> Aim of the exercise
Output all the entries word for word. Omit the pictures.

> Extracted material
=====
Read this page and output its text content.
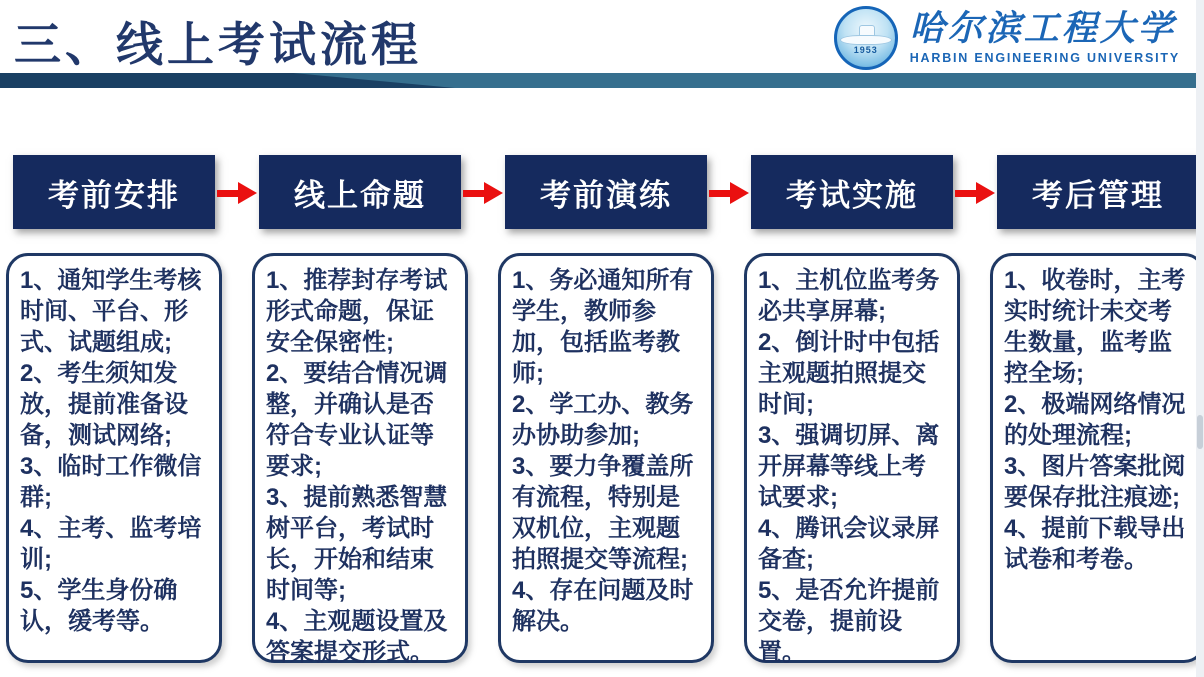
三、线上考试流程	1953
哈尔滨工程大学
HARBIN ENGINEERING UNIVERSITY
考前安排

1、通知学生考核时间、平台、形式、试题组成;

2、考生须知发放，提前准备设备，测试网络;

3、临时工作微信群;

4、主考、监考培训;

5、学生身份确认，缓考等。

线上命题

1、推荐封存考试形式命题，保证安全保密性;

2、要结合情况调整，并确认是否符合专业认证等要求;

3、提前熟悉智慧树平台，考试时长，开始和结束时间等;

4、主观题设置及答案提交形式。

考前演练

1、务必通知所有学生，教师参加，包括监考教师;

2、学工办、教务办协助参加;

3、要力争覆盖所有流程，特别是双机位，主观题拍照提交等流程;

4、存在问题及时解决。

考试实施

1、主机位监考务必共享屏幕;

2、倒计时中包括主观题拍照提交时间;

3、强调切屏、离开屏幕等线上考试要求;

4、腾讯会议录屏备查;

5、是否允许提前交卷，提前设置。

考后管理

1、收卷时，主考实时统计未交考生数量，监考监控全场;

2、极端网络情况的处理流程;

3、图片答案批阅要保存批注痕迹;

4、提前下载导出试卷和考卷。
=====
> Complete output
Read this page and output its text content.
三、线上考试流程	1953
哈尔滨工程大学
HARBIN ENGINEERING UNIVERSITY
考前安排

1、通知学生考核时间、平台、形式、试题组成;

2、考生须知发放，提前准备设备，测试网络;

3、临时工作微信群;

4、主考、监考培训;

5、学生身份确认，缓考等。

线上命题

1、推荐封存考试形式命题，保证安全保密性;

2、要结合情况调整，并确认是否符合专业认证等要求;

3、提前熟悉智慧树平台，考试时长，开始和结束时间等;

4、主观题设置及答案提交形式。

考前演练

1、务必通知所有学生，教师参加，包括监考教师;

2、学工办、教务办协助参加;

3、要力争覆盖所有流程，特别是双机位，主观题拍照提交等流程;

4、存在问题及时解决。

考试实施

1、主机位监考务必共享屏幕;

2、倒计时中包括主观题拍照提交时间;

3、强调切屏、离开屏幕等线上考试要求;

4、腾讯会议录屏备查;

5、是否允许提前交卷，提前设置。

考后管理

1、收卷时，主考实时统计未交考生数量，监考监控全场;

2、极端网络情况的处理流程;

3、图片答案批阅要保存批注痕迹;

4、提前下载导出试卷和考卷。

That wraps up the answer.